▶ [SUPPLIED TEXT]:
═══

US markets started the week in the red due to the continued sell-off trade from last week fuelled by the lower Chinese yuan, weighing on tech shares, and the ever-present trade war between the US and China. At 17h30, the DJ Industrial Average was over 2% in the negative.
On Monday, European shares hit a two-month low on the back of global sell-off trade due to the increasing tensions around the US-Chinese tariff war that weighed down mining, luxury and technology shares. The STOXX 600 closed down 2.31%.
The Chinese yuan dropped 1.40% on Monday, breaching the seven-per-dollar level for the first time in over 10 years, indicating that ”Beijing might be willing to tolerate more currency weakness that could further inflame a trade conflict.” The Hang Seng ended Monday 2.35% down.
On Monday, continued friction between the US and China, as well as a stronger yen dragging down exporters such as Panasonic and Daikin, led to Japanese shares tumbling. At the closing bell, the Nikkei had lost 2.11%.
The local currency flirted with the R15/$-threshold on Monday as investors avoided risky trades amid escalating US-Sino tariff tensions. At 17h30, the rand traded R14.89 against the dollar.
Monday was a superb day for bullion prices as gold hit a six-year high after investors flocked to this safe haven asset amid trade war fears and a slowing global economy. At 17h30, an ounce of spot gold traded at $1 461.14.
Oil lost about 3% on Monday as the trade tensions between the US and China heated up, which could limit demand from the world’s top crude buyers. At 17h30, Brent crude was trading at $60.73 per barrel.

═══

▶ [RECORDED DATA]:
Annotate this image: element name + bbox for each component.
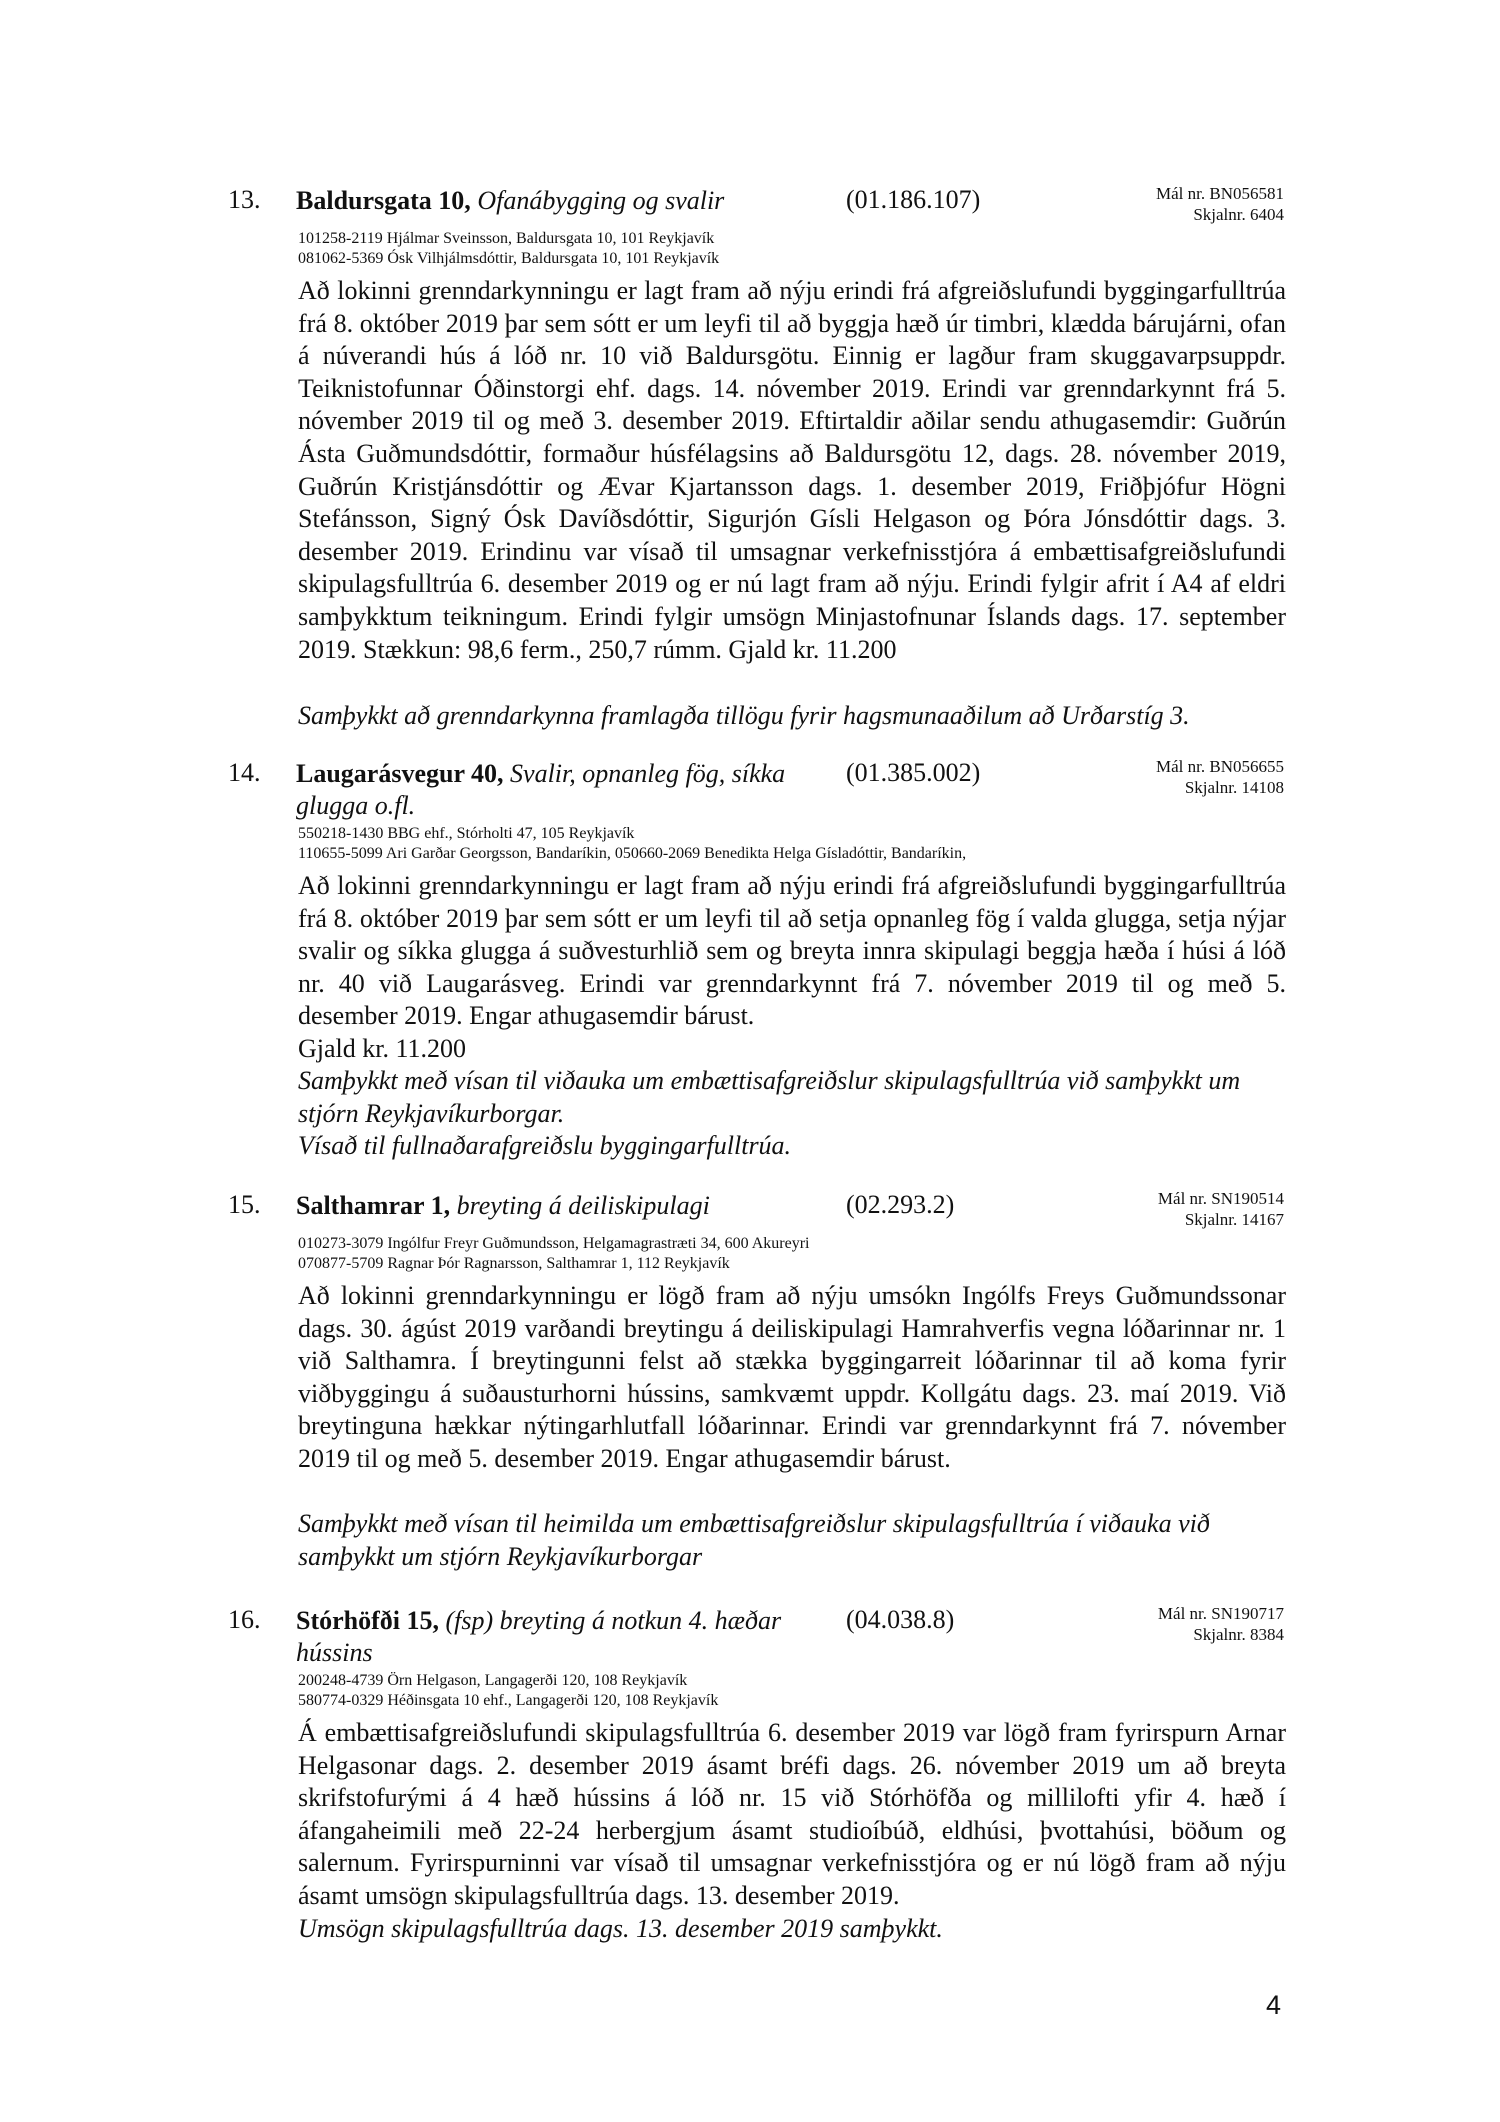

═══

▶ [WORK TO DO]:
(a) In the market report, by what percentage did the STOXX 600 close down?
(b) Which level did the Chinese yuan breach for the first time in over 10 years?
(c) At 17h30, what was the trading price of Brent crude?
Answer from the market report alone.

▶ [ANSWER TO THIS PROBLEM]:
(a) 2.31%
(b) The seven-per-dollar level
(c) $60.73 per barrel